Task -
Find how many lines of the listing below include the word "specific", then report the number by itself.

Records supplied -
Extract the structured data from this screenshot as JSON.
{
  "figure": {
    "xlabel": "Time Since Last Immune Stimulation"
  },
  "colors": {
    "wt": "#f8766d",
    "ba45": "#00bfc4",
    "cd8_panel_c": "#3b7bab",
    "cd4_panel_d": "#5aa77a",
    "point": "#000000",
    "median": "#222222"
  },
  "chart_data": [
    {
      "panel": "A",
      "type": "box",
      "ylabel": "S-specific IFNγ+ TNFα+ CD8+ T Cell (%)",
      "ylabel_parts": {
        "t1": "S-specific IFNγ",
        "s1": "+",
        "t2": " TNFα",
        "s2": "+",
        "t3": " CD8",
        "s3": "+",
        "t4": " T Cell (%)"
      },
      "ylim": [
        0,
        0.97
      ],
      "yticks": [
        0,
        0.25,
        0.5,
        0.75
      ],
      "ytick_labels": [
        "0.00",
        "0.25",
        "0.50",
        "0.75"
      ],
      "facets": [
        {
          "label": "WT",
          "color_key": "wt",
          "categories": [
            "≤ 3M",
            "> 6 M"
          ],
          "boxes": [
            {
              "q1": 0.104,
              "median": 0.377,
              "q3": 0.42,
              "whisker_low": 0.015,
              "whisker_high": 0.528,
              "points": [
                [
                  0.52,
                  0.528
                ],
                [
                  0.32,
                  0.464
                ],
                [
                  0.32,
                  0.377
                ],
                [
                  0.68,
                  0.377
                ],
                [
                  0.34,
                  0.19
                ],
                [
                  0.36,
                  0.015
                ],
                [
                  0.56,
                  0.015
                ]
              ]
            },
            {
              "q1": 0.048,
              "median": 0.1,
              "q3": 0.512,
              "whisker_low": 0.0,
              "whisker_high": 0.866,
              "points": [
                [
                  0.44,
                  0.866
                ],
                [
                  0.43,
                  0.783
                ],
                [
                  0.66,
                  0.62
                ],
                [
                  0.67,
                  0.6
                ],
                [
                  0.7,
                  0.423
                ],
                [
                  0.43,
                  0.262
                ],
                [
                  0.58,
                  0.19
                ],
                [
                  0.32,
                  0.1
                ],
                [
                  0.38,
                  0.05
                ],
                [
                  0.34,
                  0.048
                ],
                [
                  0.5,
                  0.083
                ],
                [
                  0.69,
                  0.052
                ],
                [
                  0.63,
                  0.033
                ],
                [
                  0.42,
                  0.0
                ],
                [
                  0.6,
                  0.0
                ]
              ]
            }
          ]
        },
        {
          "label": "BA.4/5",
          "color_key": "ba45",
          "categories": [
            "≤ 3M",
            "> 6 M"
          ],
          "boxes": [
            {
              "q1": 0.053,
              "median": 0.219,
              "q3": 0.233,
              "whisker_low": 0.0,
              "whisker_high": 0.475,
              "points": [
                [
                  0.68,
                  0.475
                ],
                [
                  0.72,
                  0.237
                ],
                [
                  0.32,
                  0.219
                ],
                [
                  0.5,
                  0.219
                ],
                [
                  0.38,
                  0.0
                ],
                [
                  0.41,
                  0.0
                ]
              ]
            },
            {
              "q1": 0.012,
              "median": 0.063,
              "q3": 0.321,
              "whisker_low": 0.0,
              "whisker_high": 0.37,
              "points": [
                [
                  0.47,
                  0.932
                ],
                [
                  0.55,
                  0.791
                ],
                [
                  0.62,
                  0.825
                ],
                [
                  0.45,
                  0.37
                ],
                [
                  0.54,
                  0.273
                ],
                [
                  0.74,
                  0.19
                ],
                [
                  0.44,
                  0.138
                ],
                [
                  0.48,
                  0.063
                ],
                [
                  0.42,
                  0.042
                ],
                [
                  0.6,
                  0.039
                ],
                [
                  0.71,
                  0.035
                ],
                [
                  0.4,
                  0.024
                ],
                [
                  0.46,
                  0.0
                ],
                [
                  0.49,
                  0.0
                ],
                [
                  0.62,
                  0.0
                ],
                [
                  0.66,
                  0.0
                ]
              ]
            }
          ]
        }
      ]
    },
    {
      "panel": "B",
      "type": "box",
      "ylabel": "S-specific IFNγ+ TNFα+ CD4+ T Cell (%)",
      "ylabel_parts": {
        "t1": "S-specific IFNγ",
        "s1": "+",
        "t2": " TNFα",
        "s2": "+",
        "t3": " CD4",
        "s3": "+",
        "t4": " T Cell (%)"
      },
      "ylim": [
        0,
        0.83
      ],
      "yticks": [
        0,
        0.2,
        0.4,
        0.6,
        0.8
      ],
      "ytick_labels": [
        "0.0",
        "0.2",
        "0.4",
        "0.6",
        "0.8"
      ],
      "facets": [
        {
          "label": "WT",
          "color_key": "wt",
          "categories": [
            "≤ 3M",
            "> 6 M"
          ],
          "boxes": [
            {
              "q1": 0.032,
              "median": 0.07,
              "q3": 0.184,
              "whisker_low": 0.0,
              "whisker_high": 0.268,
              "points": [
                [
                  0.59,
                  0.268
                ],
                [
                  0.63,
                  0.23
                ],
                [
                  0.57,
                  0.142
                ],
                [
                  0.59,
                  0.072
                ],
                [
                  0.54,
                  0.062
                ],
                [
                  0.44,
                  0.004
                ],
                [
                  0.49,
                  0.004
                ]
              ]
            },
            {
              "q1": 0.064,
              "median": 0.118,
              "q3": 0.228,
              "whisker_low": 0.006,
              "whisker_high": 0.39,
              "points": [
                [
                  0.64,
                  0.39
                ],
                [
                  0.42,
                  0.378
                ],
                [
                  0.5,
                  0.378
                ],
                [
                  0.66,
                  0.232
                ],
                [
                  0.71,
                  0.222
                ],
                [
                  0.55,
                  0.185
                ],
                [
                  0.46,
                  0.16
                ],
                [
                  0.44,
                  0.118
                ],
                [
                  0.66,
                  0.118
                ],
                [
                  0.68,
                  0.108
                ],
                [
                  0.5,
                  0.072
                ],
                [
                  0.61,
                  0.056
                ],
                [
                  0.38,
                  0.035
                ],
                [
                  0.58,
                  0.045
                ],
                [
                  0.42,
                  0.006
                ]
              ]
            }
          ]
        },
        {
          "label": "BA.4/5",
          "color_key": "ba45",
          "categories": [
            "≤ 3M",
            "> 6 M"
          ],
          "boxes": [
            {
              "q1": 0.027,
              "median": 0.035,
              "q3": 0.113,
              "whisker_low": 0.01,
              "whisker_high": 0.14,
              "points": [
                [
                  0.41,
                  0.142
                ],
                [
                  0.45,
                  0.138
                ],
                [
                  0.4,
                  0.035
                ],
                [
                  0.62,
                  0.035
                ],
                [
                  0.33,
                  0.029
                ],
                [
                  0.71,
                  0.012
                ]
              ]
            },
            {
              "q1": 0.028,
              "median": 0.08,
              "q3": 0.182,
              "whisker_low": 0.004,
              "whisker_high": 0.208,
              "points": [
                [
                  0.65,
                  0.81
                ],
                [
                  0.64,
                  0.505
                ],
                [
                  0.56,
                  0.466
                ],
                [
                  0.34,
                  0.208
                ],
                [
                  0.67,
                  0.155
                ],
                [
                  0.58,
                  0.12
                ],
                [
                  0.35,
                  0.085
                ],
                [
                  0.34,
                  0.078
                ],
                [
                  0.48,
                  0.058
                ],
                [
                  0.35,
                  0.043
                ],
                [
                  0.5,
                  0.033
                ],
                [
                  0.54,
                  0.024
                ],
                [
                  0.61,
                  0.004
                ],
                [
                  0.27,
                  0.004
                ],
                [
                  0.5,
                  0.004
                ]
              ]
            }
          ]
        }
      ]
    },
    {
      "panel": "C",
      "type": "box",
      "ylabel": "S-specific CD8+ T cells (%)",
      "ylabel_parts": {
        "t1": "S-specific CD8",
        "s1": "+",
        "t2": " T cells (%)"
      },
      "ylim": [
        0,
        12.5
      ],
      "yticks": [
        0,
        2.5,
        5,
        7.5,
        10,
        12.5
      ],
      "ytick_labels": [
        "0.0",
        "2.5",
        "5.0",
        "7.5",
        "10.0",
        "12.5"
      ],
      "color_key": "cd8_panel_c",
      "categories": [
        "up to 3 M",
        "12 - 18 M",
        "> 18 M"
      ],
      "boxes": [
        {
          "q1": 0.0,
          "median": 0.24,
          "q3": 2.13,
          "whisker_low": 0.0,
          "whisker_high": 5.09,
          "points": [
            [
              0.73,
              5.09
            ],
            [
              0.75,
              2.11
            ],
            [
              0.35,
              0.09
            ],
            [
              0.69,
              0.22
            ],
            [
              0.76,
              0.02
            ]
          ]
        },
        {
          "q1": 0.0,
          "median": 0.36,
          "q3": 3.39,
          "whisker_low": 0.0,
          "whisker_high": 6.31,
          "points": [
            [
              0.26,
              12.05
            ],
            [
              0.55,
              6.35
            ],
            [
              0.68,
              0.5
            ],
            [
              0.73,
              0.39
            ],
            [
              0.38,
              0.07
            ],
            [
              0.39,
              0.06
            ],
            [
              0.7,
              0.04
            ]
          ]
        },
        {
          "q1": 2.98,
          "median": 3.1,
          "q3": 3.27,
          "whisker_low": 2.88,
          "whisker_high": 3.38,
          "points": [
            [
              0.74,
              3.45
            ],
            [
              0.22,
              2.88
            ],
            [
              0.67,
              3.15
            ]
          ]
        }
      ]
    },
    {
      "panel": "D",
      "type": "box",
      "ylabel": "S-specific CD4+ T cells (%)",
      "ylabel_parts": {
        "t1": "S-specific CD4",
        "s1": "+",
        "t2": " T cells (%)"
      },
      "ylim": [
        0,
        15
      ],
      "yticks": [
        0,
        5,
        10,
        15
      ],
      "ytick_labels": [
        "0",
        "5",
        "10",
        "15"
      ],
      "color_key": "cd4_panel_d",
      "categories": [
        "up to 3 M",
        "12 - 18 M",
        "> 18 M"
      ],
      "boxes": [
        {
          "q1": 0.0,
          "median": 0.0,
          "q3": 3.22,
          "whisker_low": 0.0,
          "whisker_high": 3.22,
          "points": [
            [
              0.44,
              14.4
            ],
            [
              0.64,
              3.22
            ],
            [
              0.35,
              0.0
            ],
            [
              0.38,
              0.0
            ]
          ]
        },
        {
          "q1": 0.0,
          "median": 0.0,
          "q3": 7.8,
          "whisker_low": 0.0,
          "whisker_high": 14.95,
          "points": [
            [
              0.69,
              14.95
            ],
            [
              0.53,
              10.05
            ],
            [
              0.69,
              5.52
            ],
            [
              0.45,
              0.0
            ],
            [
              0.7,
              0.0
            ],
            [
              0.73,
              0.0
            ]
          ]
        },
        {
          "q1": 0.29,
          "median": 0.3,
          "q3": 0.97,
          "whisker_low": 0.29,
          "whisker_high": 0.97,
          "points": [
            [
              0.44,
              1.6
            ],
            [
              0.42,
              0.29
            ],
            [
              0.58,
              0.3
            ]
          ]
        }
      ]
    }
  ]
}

Answer to this exercise -
8